DIRECTIONS: Every line below should be repeated exactly.

— Start of AVAILABLE RECORDS —

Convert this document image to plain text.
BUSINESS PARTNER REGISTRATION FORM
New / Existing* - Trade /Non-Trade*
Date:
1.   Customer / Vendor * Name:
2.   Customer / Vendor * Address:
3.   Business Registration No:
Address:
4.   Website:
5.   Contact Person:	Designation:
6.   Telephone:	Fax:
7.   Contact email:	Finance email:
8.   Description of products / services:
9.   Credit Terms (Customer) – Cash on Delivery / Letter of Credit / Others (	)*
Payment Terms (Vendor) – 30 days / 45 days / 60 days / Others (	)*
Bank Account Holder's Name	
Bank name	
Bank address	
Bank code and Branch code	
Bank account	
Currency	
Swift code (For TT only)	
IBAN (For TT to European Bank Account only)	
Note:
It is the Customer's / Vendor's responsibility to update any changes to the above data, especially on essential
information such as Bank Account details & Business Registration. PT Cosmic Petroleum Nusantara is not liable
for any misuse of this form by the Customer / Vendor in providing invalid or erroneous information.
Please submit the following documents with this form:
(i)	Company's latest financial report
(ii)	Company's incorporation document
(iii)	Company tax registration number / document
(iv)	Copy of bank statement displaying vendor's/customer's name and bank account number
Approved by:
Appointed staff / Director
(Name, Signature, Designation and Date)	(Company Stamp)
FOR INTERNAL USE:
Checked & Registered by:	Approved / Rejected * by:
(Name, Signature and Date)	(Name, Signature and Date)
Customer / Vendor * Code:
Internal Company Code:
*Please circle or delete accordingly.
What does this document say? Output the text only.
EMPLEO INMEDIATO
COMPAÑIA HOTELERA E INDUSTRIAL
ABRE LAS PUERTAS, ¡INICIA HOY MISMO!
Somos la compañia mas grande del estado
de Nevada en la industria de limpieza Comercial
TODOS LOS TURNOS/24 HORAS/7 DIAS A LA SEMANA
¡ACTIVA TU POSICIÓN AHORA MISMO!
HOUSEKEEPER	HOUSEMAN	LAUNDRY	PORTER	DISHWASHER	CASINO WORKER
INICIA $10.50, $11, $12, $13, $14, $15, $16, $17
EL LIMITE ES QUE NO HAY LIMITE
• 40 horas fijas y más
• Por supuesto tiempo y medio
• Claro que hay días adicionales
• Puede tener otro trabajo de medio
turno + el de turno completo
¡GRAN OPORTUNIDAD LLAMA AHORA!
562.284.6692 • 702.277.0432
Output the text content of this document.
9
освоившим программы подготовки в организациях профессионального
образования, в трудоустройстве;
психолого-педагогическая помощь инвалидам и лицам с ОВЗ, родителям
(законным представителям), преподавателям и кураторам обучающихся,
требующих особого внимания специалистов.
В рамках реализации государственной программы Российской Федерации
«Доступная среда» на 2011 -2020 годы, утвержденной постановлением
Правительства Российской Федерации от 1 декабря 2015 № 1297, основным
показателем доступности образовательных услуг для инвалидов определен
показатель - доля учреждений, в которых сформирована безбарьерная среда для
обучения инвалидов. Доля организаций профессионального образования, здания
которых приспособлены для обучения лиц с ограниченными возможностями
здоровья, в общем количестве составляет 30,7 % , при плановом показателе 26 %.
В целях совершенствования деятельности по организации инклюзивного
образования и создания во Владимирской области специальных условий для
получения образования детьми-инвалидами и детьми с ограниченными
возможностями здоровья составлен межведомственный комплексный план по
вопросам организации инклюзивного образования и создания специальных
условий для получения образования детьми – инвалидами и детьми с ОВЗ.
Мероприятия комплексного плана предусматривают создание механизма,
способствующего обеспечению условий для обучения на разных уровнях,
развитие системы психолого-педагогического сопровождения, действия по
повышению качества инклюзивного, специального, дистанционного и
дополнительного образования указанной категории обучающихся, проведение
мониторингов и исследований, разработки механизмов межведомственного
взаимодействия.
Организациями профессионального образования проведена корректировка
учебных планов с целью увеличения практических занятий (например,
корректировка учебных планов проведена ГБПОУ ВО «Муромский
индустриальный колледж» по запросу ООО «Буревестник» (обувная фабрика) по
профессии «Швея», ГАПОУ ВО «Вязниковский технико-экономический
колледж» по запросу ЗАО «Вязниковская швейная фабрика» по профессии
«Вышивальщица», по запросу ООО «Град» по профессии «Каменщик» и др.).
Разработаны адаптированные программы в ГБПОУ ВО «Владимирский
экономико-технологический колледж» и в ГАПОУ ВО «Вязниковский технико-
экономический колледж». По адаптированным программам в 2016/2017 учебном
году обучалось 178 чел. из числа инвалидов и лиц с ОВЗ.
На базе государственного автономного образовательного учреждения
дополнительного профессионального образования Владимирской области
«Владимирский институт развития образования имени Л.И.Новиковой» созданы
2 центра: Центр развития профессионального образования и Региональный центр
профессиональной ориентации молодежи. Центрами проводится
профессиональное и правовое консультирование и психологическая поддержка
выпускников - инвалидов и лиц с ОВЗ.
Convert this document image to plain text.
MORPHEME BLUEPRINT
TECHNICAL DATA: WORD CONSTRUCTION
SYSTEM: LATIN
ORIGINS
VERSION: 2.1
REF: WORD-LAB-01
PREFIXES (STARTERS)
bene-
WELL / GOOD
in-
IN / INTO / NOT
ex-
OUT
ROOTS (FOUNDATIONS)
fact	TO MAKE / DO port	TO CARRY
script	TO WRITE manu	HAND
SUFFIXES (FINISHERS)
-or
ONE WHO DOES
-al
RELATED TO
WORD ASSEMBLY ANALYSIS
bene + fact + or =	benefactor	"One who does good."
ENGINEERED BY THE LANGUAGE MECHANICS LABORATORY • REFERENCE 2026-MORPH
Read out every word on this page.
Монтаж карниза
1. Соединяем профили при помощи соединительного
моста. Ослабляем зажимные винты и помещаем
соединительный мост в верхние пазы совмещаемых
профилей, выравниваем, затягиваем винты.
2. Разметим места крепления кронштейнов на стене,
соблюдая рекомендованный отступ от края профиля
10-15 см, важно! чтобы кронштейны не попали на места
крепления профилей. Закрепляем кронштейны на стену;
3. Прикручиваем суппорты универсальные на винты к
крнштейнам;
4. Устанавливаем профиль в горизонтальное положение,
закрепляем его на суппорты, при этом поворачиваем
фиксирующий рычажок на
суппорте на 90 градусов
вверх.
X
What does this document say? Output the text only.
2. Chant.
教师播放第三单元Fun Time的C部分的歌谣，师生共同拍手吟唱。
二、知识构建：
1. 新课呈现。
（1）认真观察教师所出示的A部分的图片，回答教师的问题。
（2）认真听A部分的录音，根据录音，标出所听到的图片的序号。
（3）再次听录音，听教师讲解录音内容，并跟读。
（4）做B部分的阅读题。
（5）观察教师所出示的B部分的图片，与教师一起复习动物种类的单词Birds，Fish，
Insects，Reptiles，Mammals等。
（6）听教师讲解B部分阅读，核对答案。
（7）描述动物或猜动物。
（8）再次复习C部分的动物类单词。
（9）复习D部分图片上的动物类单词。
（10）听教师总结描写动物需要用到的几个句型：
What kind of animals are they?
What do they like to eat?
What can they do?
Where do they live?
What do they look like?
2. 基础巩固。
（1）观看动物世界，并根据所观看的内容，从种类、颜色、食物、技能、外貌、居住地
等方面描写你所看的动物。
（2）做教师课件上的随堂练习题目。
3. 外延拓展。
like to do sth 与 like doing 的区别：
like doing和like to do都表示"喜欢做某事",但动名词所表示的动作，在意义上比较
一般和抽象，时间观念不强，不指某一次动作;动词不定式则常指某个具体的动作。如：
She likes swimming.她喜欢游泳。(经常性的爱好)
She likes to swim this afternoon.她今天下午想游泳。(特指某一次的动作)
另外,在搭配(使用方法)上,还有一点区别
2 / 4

— End of AVAILABLE RECORDS —

EXERCISE OUTPUT:
Convert this document image to plain text.
BUSINESS PARTNER REGISTRATION FORM
New / Existing* - Trade /Non-Trade*
Date:
1.   Customer / Vendor * Name:
2.   Customer / Vendor * Address:
3.   Business Registration No:
Address:
4.   Website:
5.   Contact Person:	Designation:
6.   Telephone:	Fax:
7.   Contact email:	Finance email:
8.   Description of products / services:
9.   Credit Terms (Customer) – Cash on Delivery / Letter of Credit / Others (	)*
Payment Terms (Vendor) – 30 days / 45 days / 60 days / Others (	)*
Bank Account Holder's Name	
Bank name	
Bank address	
Bank code and Branch code	
Bank account	
Currency	
Swift code (For TT only)	
IBAN (For TT to European Bank Account only)	
Note:
It is the Customer's / Vendor's responsibility to update any changes to the above data, especially on essential
information such as Bank Account details & Business Registration. PT Cosmic Petroleum Nusantara is not liable
for any misuse of this form by the Customer / Vendor in providing invalid or erroneous information.
Please submit the following documents with this form:
(i)	Company's latest financial report
(ii)	Company's incorporation document
(iii)	Company tax registration number / document
(iv)	Copy of bank statement displaying vendor's/customer's name and bank account number
Approved by:
Appointed staff / Director
(Name, Signature, Designation and Date)	(Company Stamp)
FOR INTERNAL USE:
Checked & Registered by:	Approved / Rejected * by:
(Name, Signature and Date)	(Name, Signature and Date)
Customer / Vendor * Code:
Internal Company Code:
*Please circle or delete accordingly.
What does this document say? Output the text only.
EMPLEO INMEDIATO
COMPAÑIA HOTELERA E INDUSTRIAL
ABRE LAS PUERTAS, ¡INICIA HOY MISMO!
Somos la compañia mas grande del estado
de Nevada en la industria de limpieza Comercial
TODOS LOS TURNOS/24 HORAS/7 DIAS A LA SEMANA
¡ACTIVA TU POSICIÓN AHORA MISMO!
HOUSEKEEPER	HOUSEMAN	LAUNDRY	PORTER	DISHWASHER	CASINO WORKER
INICIA $10.50, $11, $12, $13, $14, $15, $16, $17
EL LIMITE ES QUE NO HAY LIMITE
• 40 horas fijas y más
• Por supuesto tiempo y medio
• Claro que hay días adicionales
• Puede tener otro trabajo de medio
turno + el de turno completo
¡GRAN OPORTUNIDAD LLAMA AHORA!
562.284.6692 • 702.277.0432
Output the text content of this document.
9
освоившим программы подготовки в организациях профессионального
образования, в трудоустройстве;
психолого-педагогическая помощь инвалидам и лицам с ОВЗ, родителям
(законным представителям), преподавателям и кураторам обучающихся,
требующих особого внимания специалистов.
В рамках реализации государственной программы Российской Федерации
«Доступная среда» на 2011 -2020 годы, утвержденной постановлением
Правительства Российской Федерации от 1 декабря 2015 № 1297, основным
показателем доступности образовательных услуг для инвалидов определен
показатель - доля учреждений, в которых сформирована безбарьерная среда для
обучения инвалидов. Доля организаций профессионального образования, здания
которых приспособлены для обучения лиц с ограниченными возможностями
здоровья, в общем количестве составляет 30,7 % , при плановом показателе 26 %.
В целях совершенствования деятельности по организации инклюзивного
образования и создания во Владимирской области специальных условий для
получения образования детьми-инвалидами и детьми с ограниченными
возможностями здоровья составлен межведомственный комплексный план по
вопросам организации инклюзивного образования и создания специальных
условий для получения образования детьми – инвалидами и детьми с ОВЗ.
Мероприятия комплексного плана предусматривают создание механизма,
способствующего обеспечению условий для обучения на разных уровнях,
развитие системы психолого-педагогического сопровождения, действия по
повышению качества инклюзивного, специального, дистанционного и
дополнительного образования указанной категории обучающихся, проведение
мониторингов и исследований, разработки механизмов межведомственного
взаимодействия.
Организациями профессионального образования проведена корректировка
учебных планов с целью увеличения практических занятий (например,
корректировка учебных планов проведена ГБПОУ ВО «Муромский
индустриальный колледж» по запросу ООО «Буревестник» (обувная фабрика) по
профессии «Швея», ГАПОУ ВО «Вязниковский технико-экономический
колледж» по запросу ЗАО «Вязниковская швейная фабрика» по профессии
«Вышивальщица», по запросу ООО «Град» по профессии «Каменщик» и др.).
Разработаны адаптированные программы в ГБПОУ ВО «Владимирский
экономико-технологический колледж» и в ГАПОУ ВО «Вязниковский технико-
экономический колледж». По адаптированным программам в 2016/2017 учебном
году обучалось 178 чел. из числа инвалидов и лиц с ОВЗ.
На базе государственного автономного образовательного учреждения
дополнительного профессионального образования Владимирской области
«Владимирский институт развития образования имени Л.И.Новиковой» созданы
2 центра: Центр развития профессионального образования и Региональный центр
профессиональной ориентации молодежи. Центрами проводится
профессиональное и правовое консультирование и психологическая поддержка
выпускников - инвалидов и лиц с ОВЗ.
Convert this document image to plain text.
MORPHEME BLUEPRINT
TECHNICAL DATA: WORD CONSTRUCTION
SYSTEM: LATIN
ORIGINS
VERSION: 2.1
REF: WORD-LAB-01
PREFIXES (STARTERS)
bene-
WELL / GOOD
in-
IN / INTO / NOT
ex-
OUT
ROOTS (FOUNDATIONS)
fact	TO MAKE / DO port	TO CARRY
script	TO WRITE manu	HAND
SUFFIXES (FINISHERS)
-or
ONE WHO DOES
-al
RELATED TO
WORD ASSEMBLY ANALYSIS
bene + fact + or =	benefactor	"One who does good."
ENGINEERED BY THE LANGUAGE MECHANICS LABORATORY • REFERENCE 2026-MORPH
Read out every word on this page.
Монтаж карниза
1. Соединяем профили при помощи соединительного
моста. Ослабляем зажимные винты и помещаем
соединительный мост в верхние пазы совмещаемых
профилей, выравниваем, затягиваем винты.
2. Разметим места крепления кронштейнов на стене,
соблюдая рекомендованный отступ от края профиля
10-15 см, важно! чтобы кронштейны не попали на места
крепления профилей. Закрепляем кронштейны на стену;
3. Прикручиваем суппорты универсальные на винты к
крнштейнам;
4. Устанавливаем профиль в горизонтальное положение,
закрепляем его на суппорты, при этом поворачиваем
фиксирующий рычажок на
суппорте на 90 градусов
вверх.
X
What does this document say? Output the text only.
2. Chant.
教师播放第三单元Fun Time的C部分的歌谣，师生共同拍手吟唱。
二、知识构建：
1. 新课呈现。
（1）认真观察教师所出示的A部分的图片，回答教师的问题。
（2）认真听A部分的录音，根据录音，标出所听到的图片的序号。
（3）再次听录音，听教师讲解录音内容，并跟读。
（4）做B部分的阅读题。
（5）观察教师所出示的B部分的图片，与教师一起复习动物种类的单词Birds，Fish，
Insects，Reptiles，Mammals等。
（6）听教师讲解B部分阅读，核对答案。
（7）描述动物或猜动物。
（8）再次复习C部分的动物类单词。
（9）复习D部分图片上的动物类单词。
（10）听教师总结描写动物需要用到的几个句型：
What kind of animals are they?
What do they like to eat?
What can they do?
Where do they live?
What do they look like?
2. 基础巩固。
（1）观看动物世界，并根据所观看的内容，从种类、颜色、食物、技能、外貌、居住地
等方面描写你所看的动物。
（2）做教师课件上的随堂练习题目。
3. 外延拓展。
like to do sth 与 like doing 的区别：
like doing和like to do都表示"喜欢做某事",但动名词所表示的动作，在意义上比较
一般和抽象，时间观念不强，不指某一次动作;动词不定式则常指某个具体的动作。如：
She likes swimming.她喜欢游泳。(经常性的爱好)
She likes to swim this afternoon.她今天下午想游泳。(特指某一次的动作)
另外,在搭配(使用方法)上,还有一点区别
2 / 4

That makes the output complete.